▶ _Job_
Locate every line in the records below that contains the word "variable", and copy each one.

# Start of Data

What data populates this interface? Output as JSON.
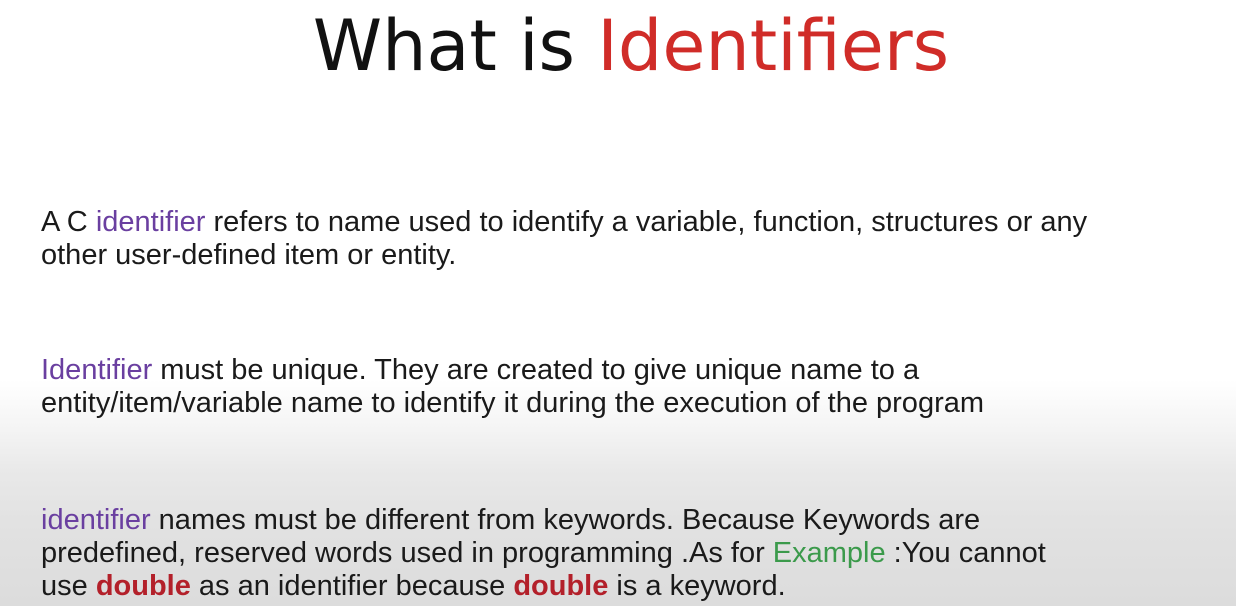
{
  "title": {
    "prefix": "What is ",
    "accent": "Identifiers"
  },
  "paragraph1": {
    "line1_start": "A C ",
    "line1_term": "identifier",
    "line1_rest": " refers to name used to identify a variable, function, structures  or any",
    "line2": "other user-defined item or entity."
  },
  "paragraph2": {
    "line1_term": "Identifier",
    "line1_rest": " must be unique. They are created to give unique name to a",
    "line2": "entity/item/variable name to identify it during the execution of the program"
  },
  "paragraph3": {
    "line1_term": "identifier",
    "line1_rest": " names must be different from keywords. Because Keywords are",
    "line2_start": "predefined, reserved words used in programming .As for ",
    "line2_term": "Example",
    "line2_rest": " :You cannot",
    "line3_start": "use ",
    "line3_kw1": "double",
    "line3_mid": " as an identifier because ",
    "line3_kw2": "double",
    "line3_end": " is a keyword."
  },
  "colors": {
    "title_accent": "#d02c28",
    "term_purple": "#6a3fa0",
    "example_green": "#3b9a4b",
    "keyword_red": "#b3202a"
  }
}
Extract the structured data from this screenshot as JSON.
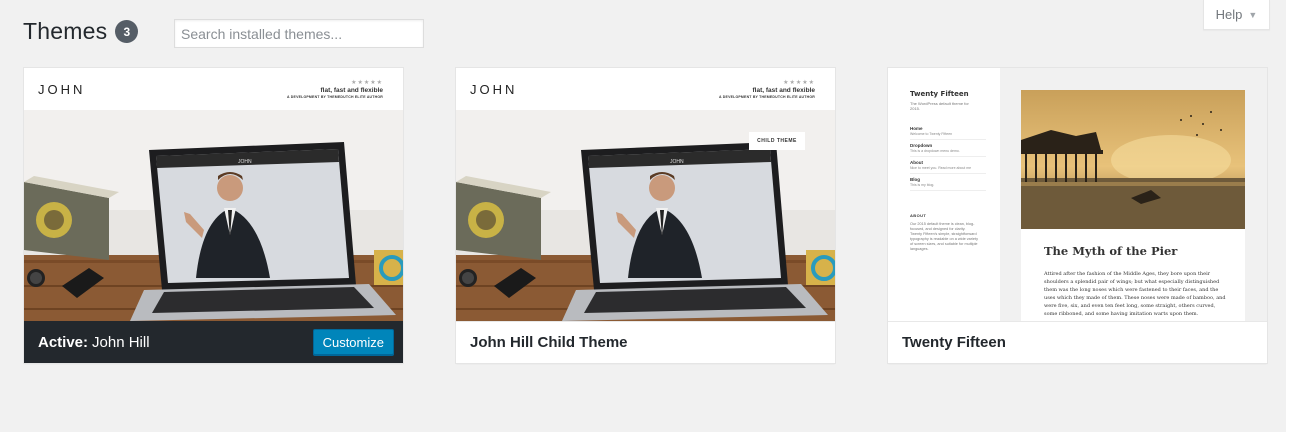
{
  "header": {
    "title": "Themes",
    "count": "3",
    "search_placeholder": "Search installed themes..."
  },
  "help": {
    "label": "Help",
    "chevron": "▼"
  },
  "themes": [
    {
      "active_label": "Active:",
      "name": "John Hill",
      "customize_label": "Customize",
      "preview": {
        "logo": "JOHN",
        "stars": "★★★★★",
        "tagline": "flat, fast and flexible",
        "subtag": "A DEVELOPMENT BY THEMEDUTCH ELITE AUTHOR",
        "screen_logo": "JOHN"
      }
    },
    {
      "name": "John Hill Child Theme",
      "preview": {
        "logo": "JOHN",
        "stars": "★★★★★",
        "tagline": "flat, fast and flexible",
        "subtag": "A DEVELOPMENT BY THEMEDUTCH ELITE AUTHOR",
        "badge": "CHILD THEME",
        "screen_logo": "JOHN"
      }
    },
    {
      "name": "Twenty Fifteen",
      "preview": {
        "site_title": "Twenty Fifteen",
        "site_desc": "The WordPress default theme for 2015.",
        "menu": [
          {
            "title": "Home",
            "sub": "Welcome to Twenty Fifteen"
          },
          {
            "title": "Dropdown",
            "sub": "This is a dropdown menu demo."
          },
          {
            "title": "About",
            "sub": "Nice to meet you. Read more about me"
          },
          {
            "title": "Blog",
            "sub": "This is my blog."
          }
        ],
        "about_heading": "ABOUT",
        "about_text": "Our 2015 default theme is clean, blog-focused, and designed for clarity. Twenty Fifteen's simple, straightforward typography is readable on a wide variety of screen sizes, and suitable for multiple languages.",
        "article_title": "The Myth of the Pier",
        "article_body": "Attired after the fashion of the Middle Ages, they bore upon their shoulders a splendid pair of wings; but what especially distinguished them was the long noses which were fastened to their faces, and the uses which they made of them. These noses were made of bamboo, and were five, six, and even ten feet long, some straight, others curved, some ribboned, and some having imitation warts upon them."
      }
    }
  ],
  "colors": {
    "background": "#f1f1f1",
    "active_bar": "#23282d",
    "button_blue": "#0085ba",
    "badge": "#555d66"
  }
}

# End of Data
# Start of Data

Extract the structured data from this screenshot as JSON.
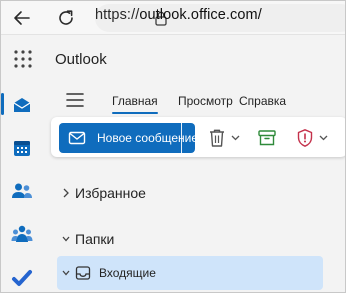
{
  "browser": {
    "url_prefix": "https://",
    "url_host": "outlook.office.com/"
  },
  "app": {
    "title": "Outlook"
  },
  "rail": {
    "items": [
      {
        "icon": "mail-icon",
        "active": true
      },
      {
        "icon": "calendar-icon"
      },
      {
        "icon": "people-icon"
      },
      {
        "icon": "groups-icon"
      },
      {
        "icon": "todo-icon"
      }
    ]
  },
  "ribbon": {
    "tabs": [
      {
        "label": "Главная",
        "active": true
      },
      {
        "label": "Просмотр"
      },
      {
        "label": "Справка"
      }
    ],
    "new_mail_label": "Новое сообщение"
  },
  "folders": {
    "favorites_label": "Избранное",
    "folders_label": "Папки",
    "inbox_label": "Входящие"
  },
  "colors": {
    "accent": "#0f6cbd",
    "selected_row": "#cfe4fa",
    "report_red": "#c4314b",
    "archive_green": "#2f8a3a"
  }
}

# End of Data

▶ _Result_
    "line1_rest": " refers to name used to identify a variable, function, structures  or any",
    "line2": "entity/item/variable name to identify it during the execution of the program"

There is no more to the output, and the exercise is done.